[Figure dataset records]

###

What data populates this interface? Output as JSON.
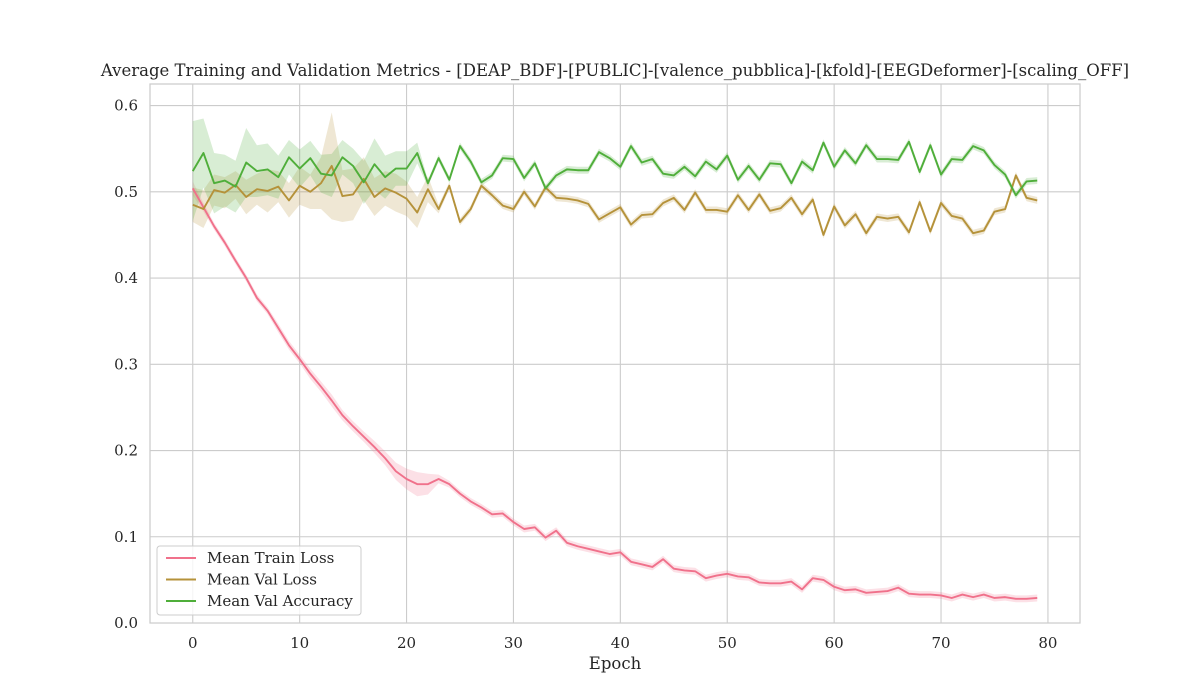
{
  "chart_data": {
    "type": "line",
    "title": "Average Training and Validation Metrics - [DEAP_BDF]-[PUBLIC]-[valence_pubblica]-[kfold]-[EEGDeformer]-[scaling_OFF]",
    "xlabel": "Epoch",
    "ylabel": "",
    "xlim": [
      -4,
      83
    ],
    "ylim": [
      0.0,
      0.625
    ],
    "xticks": [
      0,
      10,
      20,
      30,
      40,
      50,
      60,
      70,
      80
    ],
    "yticks": [
      0.0,
      0.1,
      0.2,
      0.3,
      0.4,
      0.5,
      0.6
    ],
    "grid": true,
    "legend_position": "lower-left",
    "x": [
      0,
      1,
      2,
      3,
      4,
      5,
      6,
      7,
      8,
      9,
      10,
      11,
      12,
      13,
      14,
      15,
      16,
      17,
      18,
      19,
      20,
      21,
      22,
      23,
      24,
      25,
      26,
      27,
      28,
      29,
      30,
      31,
      32,
      33,
      34,
      35,
      36,
      37,
      38,
      39,
      40,
      41,
      42,
      43,
      44,
      45,
      46,
      47,
      48,
      49,
      50,
      51,
      52,
      53,
      54,
      55,
      56,
      57,
      58,
      59,
      60,
      61,
      62,
      63,
      64,
      65,
      66,
      67,
      68,
      69,
      70,
      71,
      72,
      73,
      74,
      75,
      76,
      77,
      78,
      79
    ],
    "series": [
      {
        "name": "Mean Train Loss",
        "color": "#f0718b",
        "values": [
          0.504,
          0.482,
          0.46,
          0.441,
          0.42,
          0.4,
          0.377,
          0.362,
          0.342,
          0.322,
          0.306,
          0.289,
          0.274,
          0.258,
          0.241,
          0.228,
          0.216,
          0.204,
          0.191,
          0.176,
          0.167,
          0.161,
          0.161,
          0.167,
          0.161,
          0.15,
          0.141,
          0.134,
          0.126,
          0.127,
          0.117,
          0.109,
          0.111,
          0.099,
          0.107,
          0.093,
          0.089,
          0.086,
          0.083,
          0.08,
          0.082,
          0.071,
          0.068,
          0.065,
          0.074,
          0.063,
          0.061,
          0.06,
          0.052,
          0.055,
          0.057,
          0.054,
          0.053,
          0.047,
          0.046,
          0.046,
          0.048,
          0.039,
          0.052,
          0.05,
          0.042,
          0.038,
          0.039,
          0.035,
          0.036,
          0.037,
          0.041,
          0.034,
          0.033,
          0.033,
          0.032,
          0.029,
          0.033,
          0.03,
          0.033,
          0.029,
          0.03,
          0.028,
          0.028,
          0.029
        ],
        "band": [
          0.008,
          0.005,
          0.004,
          0.004,
          0.004,
          0.004,
          0.004,
          0.004,
          0.005,
          0.005,
          0.005,
          0.006,
          0.006,
          0.007,
          0.006,
          0.006,
          0.006,
          0.007,
          0.008,
          0.01,
          0.012,
          0.014,
          0.012,
          0.005,
          0.004,
          0.004,
          0.004,
          0.004,
          0.004,
          0.004,
          0.004,
          0.004,
          0.004,
          0.004,
          0.004,
          0.004,
          0.004,
          0.004,
          0.004,
          0.004,
          0.004,
          0.004,
          0.004,
          0.004,
          0.004,
          0.004,
          0.004,
          0.004,
          0.004,
          0.004,
          0.004,
          0.004,
          0.004,
          0.004,
          0.004,
          0.004,
          0.004,
          0.004,
          0.004,
          0.004,
          0.004,
          0.004,
          0.004,
          0.004,
          0.004,
          0.004,
          0.004,
          0.004,
          0.004,
          0.004,
          0.004,
          0.004,
          0.004,
          0.004,
          0.004,
          0.004,
          0.004,
          0.004,
          0.004,
          0.004
        ]
      },
      {
        "name": "Mean Val Loss",
        "color": "#b5923a",
        "values": [
          0.485,
          0.48,
          0.502,
          0.499,
          0.508,
          0.494,
          0.503,
          0.501,
          0.506,
          0.49,
          0.507,
          0.5,
          0.51,
          0.53,
          0.495,
          0.497,
          0.515,
          0.494,
          0.504,
          0.499,
          0.492,
          0.476,
          0.503,
          0.48,
          0.507,
          0.465,
          0.48,
          0.507,
          0.496,
          0.484,
          0.48,
          0.5,
          0.483,
          0.505,
          0.493,
          0.492,
          0.49,
          0.486,
          0.468,
          0.475,
          0.482,
          0.462,
          0.473,
          0.474,
          0.487,
          0.493,
          0.479,
          0.499,
          0.479,
          0.479,
          0.477,
          0.496,
          0.479,
          0.497,
          0.478,
          0.481,
          0.493,
          0.474,
          0.491,
          0.45,
          0.483,
          0.461,
          0.474,
          0.452,
          0.471,
          0.469,
          0.471,
          0.453,
          0.488,
          0.454,
          0.487,
          0.472,
          0.469,
          0.452,
          0.455,
          0.477,
          0.48,
          0.519,
          0.493,
          0.49
        ],
        "band": [
          0.02,
          0.022,
          0.018,
          0.018,
          0.016,
          0.02,
          0.018,
          0.025,
          0.018,
          0.02,
          0.022,
          0.02,
          0.03,
          0.062,
          0.03,
          0.03,
          0.025,
          0.022,
          0.02,
          0.022,
          0.02,
          0.018,
          0.015,
          0.005,
          0.004,
          0.004,
          0.004,
          0.004,
          0.004,
          0.004,
          0.004,
          0.004,
          0.004,
          0.004,
          0.004,
          0.004,
          0.004,
          0.004,
          0.004,
          0.004,
          0.004,
          0.004,
          0.004,
          0.004,
          0.004,
          0.004,
          0.004,
          0.004,
          0.004,
          0.004,
          0.004,
          0.004,
          0.004,
          0.004,
          0.004,
          0.004,
          0.004,
          0.004,
          0.004,
          0.004,
          0.004,
          0.004,
          0.004,
          0.004,
          0.004,
          0.004,
          0.004,
          0.004,
          0.004,
          0.004,
          0.004,
          0.004,
          0.004,
          0.004,
          0.004,
          0.004,
          0.004,
          0.004,
          0.004,
          0.004
        ]
      },
      {
        "name": "Mean Val Accuracy",
        "color": "#4fae3a",
        "values": [
          0.524,
          0.545,
          0.51,
          0.513,
          0.506,
          0.534,
          0.524,
          0.526,
          0.517,
          0.54,
          0.527,
          0.539,
          0.521,
          0.519,
          0.54,
          0.53,
          0.511,
          0.532,
          0.517,
          0.527,
          0.527,
          0.545,
          0.51,
          0.539,
          0.514,
          0.553,
          0.535,
          0.511,
          0.519,
          0.539,
          0.538,
          0.516,
          0.533,
          0.504,
          0.519,
          0.526,
          0.525,
          0.525,
          0.546,
          0.539,
          0.529,
          0.553,
          0.534,
          0.538,
          0.521,
          0.519,
          0.529,
          0.518,
          0.535,
          0.526,
          0.542,
          0.514,
          0.53,
          0.514,
          0.533,
          0.532,
          0.51,
          0.535,
          0.525,
          0.557,
          0.529,
          0.548,
          0.533,
          0.554,
          0.538,
          0.538,
          0.537,
          0.558,
          0.523,
          0.554,
          0.52,
          0.538,
          0.537,
          0.553,
          0.548,
          0.531,
          0.52,
          0.496,
          0.512,
          0.513
        ],
        "band": [
          0.058,
          0.04,
          0.035,
          0.03,
          0.03,
          0.04,
          0.03,
          0.03,
          0.025,
          0.02,
          0.022,
          0.02,
          0.022,
          0.025,
          0.02,
          0.02,
          0.025,
          0.03,
          0.025,
          0.02,
          0.02,
          0.012,
          0.004,
          0.004,
          0.004,
          0.004,
          0.004,
          0.004,
          0.004,
          0.004,
          0.004,
          0.004,
          0.004,
          0.004,
          0.004,
          0.004,
          0.004,
          0.004,
          0.004,
          0.004,
          0.004,
          0.004,
          0.004,
          0.004,
          0.004,
          0.004,
          0.004,
          0.004,
          0.004,
          0.004,
          0.004,
          0.004,
          0.004,
          0.004,
          0.004,
          0.004,
          0.004,
          0.004,
          0.004,
          0.004,
          0.004,
          0.004,
          0.004,
          0.004,
          0.004,
          0.004,
          0.004,
          0.004,
          0.004,
          0.004,
          0.004,
          0.004,
          0.004,
          0.004,
          0.004,
          0.004,
          0.004,
          0.004,
          0.004,
          0.004
        ]
      }
    ]
  }
}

###

DIRECTION
Check each line above for the word "Mean" and give the number of lines that have it, nothing else.

SOLUTION FOR THIS EXERCISE
3